(Stored dataset items)
_____

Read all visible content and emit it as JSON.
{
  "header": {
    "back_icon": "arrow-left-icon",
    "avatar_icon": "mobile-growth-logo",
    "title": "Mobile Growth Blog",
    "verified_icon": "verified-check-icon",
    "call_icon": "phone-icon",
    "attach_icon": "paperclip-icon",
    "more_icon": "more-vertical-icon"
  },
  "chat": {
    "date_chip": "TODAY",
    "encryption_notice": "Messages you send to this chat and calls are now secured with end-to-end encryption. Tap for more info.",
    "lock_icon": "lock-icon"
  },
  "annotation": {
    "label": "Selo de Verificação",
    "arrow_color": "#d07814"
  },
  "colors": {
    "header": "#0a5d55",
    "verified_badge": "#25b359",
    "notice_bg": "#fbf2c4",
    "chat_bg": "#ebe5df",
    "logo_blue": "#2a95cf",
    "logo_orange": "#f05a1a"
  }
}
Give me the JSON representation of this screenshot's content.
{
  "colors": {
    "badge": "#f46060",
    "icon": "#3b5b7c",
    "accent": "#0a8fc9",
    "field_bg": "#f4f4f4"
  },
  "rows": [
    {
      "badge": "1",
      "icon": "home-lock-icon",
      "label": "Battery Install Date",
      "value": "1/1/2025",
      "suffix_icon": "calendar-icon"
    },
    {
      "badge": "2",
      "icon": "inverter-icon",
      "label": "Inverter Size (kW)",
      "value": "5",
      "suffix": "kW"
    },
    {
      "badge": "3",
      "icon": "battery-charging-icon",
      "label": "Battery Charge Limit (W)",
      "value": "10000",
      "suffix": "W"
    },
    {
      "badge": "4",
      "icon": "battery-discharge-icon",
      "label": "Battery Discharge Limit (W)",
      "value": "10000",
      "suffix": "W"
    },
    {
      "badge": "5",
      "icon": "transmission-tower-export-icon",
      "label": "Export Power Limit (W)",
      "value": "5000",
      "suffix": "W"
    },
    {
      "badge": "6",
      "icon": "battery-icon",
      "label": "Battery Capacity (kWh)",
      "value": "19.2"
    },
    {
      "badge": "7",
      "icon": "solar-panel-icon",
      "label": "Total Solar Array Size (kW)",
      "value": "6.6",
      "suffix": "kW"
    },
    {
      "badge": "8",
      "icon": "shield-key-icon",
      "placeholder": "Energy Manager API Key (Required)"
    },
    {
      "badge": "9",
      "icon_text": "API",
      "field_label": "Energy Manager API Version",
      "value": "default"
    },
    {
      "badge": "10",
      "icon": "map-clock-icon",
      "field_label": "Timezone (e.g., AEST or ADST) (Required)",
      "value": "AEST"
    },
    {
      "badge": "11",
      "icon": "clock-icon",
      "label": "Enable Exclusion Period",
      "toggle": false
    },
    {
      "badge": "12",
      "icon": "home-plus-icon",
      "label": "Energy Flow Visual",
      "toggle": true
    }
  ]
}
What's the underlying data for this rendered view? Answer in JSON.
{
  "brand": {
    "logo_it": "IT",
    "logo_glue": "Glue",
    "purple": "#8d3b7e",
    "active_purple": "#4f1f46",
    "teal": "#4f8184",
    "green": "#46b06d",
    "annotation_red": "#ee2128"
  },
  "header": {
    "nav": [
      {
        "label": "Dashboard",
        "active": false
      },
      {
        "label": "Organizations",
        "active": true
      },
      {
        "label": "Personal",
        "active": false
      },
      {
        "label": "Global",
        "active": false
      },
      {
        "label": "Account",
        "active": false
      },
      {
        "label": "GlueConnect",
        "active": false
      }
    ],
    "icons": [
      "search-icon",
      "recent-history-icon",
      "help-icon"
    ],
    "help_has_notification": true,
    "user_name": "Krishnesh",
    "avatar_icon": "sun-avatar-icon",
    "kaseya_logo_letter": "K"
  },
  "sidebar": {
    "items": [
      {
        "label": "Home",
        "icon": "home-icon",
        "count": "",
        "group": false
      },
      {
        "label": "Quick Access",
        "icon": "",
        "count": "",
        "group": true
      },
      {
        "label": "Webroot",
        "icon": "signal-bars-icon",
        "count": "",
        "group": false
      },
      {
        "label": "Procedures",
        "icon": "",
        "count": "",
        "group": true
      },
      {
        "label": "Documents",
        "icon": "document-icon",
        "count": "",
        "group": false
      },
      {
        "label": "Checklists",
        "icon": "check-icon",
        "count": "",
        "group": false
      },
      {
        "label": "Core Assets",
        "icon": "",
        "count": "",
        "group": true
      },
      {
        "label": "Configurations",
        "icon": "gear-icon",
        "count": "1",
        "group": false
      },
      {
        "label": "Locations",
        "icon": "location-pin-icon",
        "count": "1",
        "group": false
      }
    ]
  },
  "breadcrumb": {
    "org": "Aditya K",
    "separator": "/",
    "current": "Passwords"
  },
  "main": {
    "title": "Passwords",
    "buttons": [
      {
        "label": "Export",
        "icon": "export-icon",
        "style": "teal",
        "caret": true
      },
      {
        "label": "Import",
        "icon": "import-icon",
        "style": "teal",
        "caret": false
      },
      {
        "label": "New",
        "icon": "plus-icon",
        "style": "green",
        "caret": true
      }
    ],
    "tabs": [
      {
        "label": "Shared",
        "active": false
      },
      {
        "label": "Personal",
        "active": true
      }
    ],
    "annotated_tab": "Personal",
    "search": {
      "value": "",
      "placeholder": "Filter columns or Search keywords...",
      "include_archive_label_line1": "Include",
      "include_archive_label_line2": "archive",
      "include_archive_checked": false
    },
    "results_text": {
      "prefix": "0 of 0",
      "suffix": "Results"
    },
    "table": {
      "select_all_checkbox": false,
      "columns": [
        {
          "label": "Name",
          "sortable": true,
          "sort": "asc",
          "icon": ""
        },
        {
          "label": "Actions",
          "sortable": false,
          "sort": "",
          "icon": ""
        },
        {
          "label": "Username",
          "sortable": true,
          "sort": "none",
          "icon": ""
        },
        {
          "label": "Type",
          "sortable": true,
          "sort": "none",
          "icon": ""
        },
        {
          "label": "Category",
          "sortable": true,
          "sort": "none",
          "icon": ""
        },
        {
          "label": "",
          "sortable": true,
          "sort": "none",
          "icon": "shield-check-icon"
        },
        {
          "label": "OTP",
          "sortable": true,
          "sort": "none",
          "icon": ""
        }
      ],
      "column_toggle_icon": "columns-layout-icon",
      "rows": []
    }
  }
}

_____

Short exercise:
Tally the lines of the listing that include "value". Reply with nothing but the count.

Worked answer:
10